Repeat every record below exactly, but leave out any pictures.

* begin Data provided *

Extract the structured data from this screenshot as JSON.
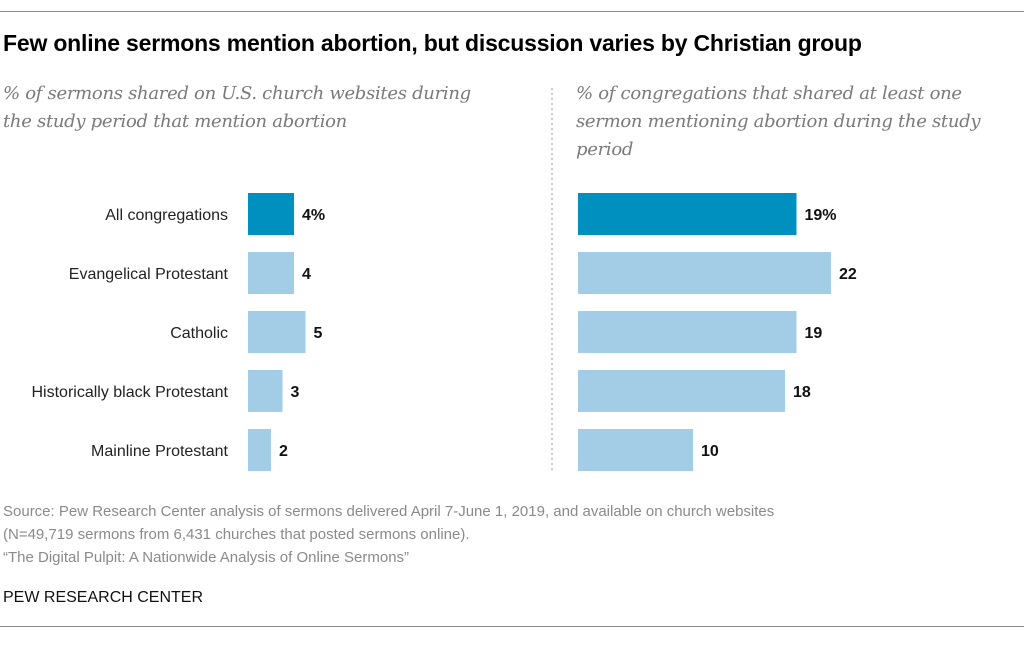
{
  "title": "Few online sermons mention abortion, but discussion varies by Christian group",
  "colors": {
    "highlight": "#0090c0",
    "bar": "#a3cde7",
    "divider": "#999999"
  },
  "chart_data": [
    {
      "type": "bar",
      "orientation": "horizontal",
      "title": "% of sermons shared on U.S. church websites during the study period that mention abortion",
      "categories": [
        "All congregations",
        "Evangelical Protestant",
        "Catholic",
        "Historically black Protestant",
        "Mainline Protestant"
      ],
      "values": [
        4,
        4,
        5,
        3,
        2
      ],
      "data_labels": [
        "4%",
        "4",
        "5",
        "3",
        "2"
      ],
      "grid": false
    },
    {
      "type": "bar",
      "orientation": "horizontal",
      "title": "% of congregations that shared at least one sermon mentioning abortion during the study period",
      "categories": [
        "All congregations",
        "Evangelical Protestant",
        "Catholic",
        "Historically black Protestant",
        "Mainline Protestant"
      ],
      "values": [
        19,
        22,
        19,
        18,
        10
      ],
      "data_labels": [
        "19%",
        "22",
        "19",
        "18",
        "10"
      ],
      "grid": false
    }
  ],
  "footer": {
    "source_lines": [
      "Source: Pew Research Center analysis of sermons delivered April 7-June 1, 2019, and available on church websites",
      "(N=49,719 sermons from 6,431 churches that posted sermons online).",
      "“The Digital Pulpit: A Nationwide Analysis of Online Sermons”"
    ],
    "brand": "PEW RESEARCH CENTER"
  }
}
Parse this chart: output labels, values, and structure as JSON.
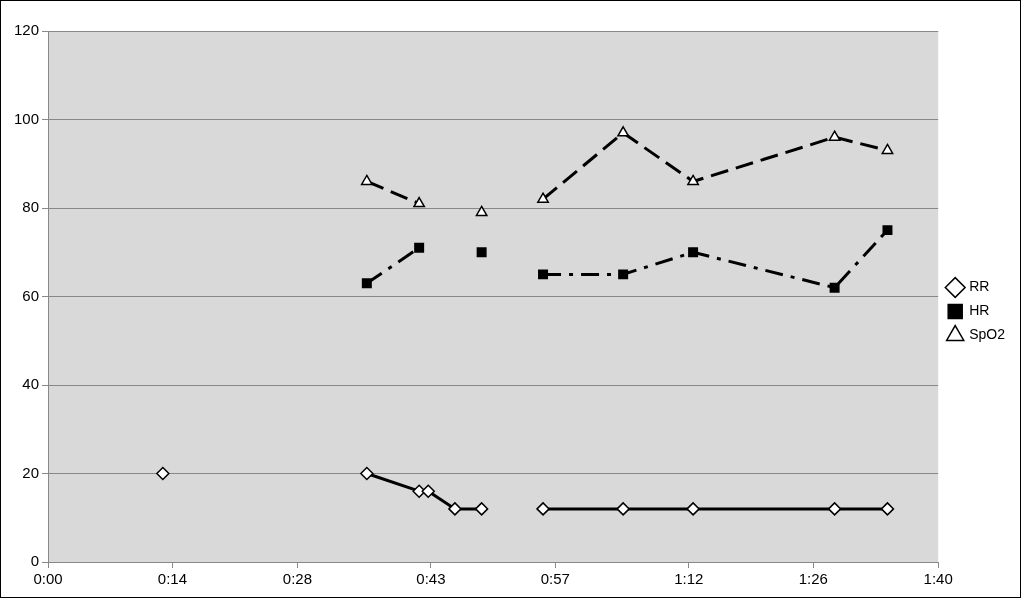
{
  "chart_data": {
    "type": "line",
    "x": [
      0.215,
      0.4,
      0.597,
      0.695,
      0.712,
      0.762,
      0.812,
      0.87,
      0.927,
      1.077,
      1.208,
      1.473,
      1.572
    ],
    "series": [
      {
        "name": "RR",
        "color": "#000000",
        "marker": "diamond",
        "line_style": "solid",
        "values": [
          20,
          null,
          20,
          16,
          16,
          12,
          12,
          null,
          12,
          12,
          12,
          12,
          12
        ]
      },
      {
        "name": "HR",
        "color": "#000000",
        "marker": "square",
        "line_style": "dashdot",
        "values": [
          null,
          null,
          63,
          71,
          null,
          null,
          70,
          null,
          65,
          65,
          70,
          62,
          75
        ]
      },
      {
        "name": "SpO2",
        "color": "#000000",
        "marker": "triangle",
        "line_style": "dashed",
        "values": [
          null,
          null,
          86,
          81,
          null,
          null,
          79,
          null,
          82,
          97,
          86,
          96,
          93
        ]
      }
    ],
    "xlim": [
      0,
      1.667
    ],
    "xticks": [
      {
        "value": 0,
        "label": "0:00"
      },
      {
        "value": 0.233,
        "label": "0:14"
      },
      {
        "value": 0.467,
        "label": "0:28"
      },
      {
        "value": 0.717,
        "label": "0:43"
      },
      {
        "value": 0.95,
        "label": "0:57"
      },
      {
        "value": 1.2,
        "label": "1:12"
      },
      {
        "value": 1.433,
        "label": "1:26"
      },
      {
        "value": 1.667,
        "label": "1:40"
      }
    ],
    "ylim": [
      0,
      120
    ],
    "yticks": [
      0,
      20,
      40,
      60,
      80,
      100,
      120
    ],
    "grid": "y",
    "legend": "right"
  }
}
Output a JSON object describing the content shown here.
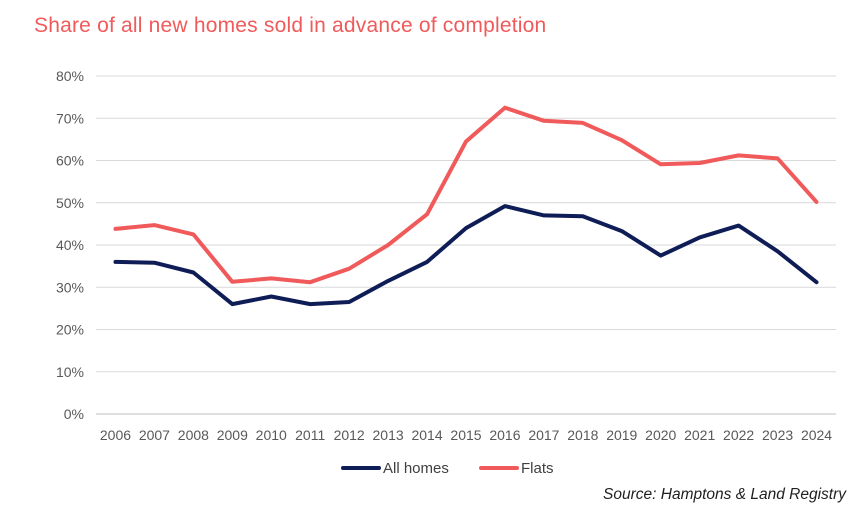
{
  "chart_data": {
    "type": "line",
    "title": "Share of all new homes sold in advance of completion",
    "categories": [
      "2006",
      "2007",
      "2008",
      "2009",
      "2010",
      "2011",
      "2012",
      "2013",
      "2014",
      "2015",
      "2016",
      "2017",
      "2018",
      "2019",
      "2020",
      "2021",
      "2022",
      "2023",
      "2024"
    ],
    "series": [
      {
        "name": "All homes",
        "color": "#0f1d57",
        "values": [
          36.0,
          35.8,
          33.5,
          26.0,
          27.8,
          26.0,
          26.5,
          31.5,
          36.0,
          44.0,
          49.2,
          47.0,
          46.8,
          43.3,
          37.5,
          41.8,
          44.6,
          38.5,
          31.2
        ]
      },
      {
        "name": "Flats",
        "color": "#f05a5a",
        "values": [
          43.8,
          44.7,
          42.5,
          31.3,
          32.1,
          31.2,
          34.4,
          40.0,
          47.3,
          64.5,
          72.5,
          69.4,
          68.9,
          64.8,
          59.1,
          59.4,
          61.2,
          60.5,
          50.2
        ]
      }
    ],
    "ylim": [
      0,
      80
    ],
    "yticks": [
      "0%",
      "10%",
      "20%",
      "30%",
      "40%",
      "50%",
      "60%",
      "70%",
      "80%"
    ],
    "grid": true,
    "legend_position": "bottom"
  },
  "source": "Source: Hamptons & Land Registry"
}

* end Data provided *

• _Result of this task_:
Extract the structured data from this screenshot as JSON.
{
  "title": "Few online sermons mention abortion, but discussion varies by Christian group",
  "colors": {
    "highlight": "#0090c0",
    "bar": "#a3cde7",
    "divider": "#999999"
  },
  "chart_data": [
    {
      "type": "bar",
      "orientation": "horizontal",
      "title": "% of sermons shared on U.S. church websites during the study period that mention abortion",
      "categories": [
        "All congregations",
        "Evangelical Protestant",
        "Catholic",
        "Historically black Protestant",
        "Mainline Protestant"
      ],
      "values": [
        4,
        4,
        5,
        3,
        2
      ],
      "data_labels": [
        "4%",
        "4",
        "5",
        "3",
        "2"
      ],
      "grid": false
    },
    {
      "type": "bar",
      "orientation": "horizontal",
      "title": "% of congregations that shared at least one sermon mentioning abortion during the study period",
      "categories": [
        "All congregations",
        "Evangelical Protestant",
        "Catholic",
        "Historically black Protestant",
        "Mainline Protestant"
      ],
      "values": [
        19,
        22,
        19,
        18,
        10
      ],
      "data_labels": [
        "19%",
        "22",
        "19",
        "18",
        "10"
      ],
      "grid": false
    }
  ],
  "footer": {
    "source_lines": [
      "Source: Pew Research Center analysis of sermons delivered April 7-June 1, 2019, and available on church websites",
      "(N=49,719 sermons from 6,431 churches that posted sermons online).",
      "“The Digital Pulpit: A Nationwide Analysis of Online Sermons”"
    ],
    "brand": "PEW RESEARCH CENTER"
  }
}
Parse this chart: output labels, values, and structure as JSON.
{
  "chart_data": {
    "type": "line",
    "x": [
      0.215,
      0.4,
      0.597,
      0.695,
      0.712,
      0.762,
      0.812,
      0.87,
      0.927,
      1.077,
      1.208,
      1.473,
      1.572
    ],
    "series": [
      {
        "name": "RR",
        "color": "#000000",
        "marker": "diamond",
        "line_style": "solid",
        "values": [
          20,
          null,
          20,
          16,
          16,
          12,
          12,
          null,
          12,
          12,
          12,
          12,
          12
        ]
      },
      {
        "name": "HR",
        "color": "#000000",
        "marker": "square",
        "line_style": "dashdot",
        "values": [
          null,
          null,
          63,
          71,
          null,
          null,
          70,
          null,
          65,
          65,
          70,
          62,
          75
        ]
      },
      {
        "name": "SpO2",
        "color": "#000000",
        "marker": "triangle",
        "line_style": "dashed",
        "values": [
          null,
          null,
          86,
          81,
          null,
          null,
          79,
          null,
          82,
          97,
          86,
          96,
          93
        ]
      }
    ],
    "xlim": [
      0,
      1.667
    ],
    "xticks": [
      {
        "value": 0,
        "label": "0:00"
      },
      {
        "value": 0.233,
        "label": "0:14"
      },
      {
        "value": 0.467,
        "label": "0:28"
      },
      {
        "value": 0.717,
        "label": "0:43"
      },
      {
        "value": 0.95,
        "label": "0:57"
      },
      {
        "value": 1.2,
        "label": "1:12"
      },
      {
        "value": 1.433,
        "label": "1:26"
      },
      {
        "value": 1.667,
        "label": "1:40"
      }
    ],
    "ylim": [
      0,
      120
    ],
    "yticks": [
      0,
      20,
      40,
      60,
      80,
      100,
      120
    ],
    "grid": "y",
    "legend": "right"
  }
}
Output a JSON object describing the content shown here.
{
  "chart_data": {
    "type": "line",
    "title": "Share of all new homes sold in advance of completion",
    "categories": [
      "2006",
      "2007",
      "2008",
      "2009",
      "2010",
      "2011",
      "2012",
      "2013",
      "2014",
      "2015",
      "2016",
      "2017",
      "2018",
      "2019",
      "2020",
      "2021",
      "2022",
      "2023",
      "2024"
    ],
    "series": [
      {
        "name": "All homes",
        "color": "#0f1d57",
        "values": [
          36.0,
          35.8,
          33.5,
          26.0,
          27.8,
          26.0,
          26.5,
          31.5,
          36.0,
          44.0,
          49.2,
          47.0,
          46.8,
          43.3,
          37.5,
          41.8,
          44.6,
          38.5,
          31.2
        ]
      },
      {
        "name": "Flats",
        "color": "#f05a5a",
        "values": [
          43.8,
          44.7,
          42.5,
          31.3,
          32.1,
          31.2,
          34.4,
          40.0,
          47.3,
          64.5,
          72.5,
          69.4,
          68.9,
          64.8,
          59.1,
          59.4,
          61.2,
          60.5,
          50.2
        ]
      }
    ],
    "ylim": [
      0,
      80
    ],
    "yticks": [
      "0%",
      "10%",
      "20%",
      "30%",
      "40%",
      "50%",
      "60%",
      "70%",
      "80%"
    ],
    "grid": true,
    "legend_position": "bottom"
  },
  "source": "Source: Hamptons & Land Registry"
}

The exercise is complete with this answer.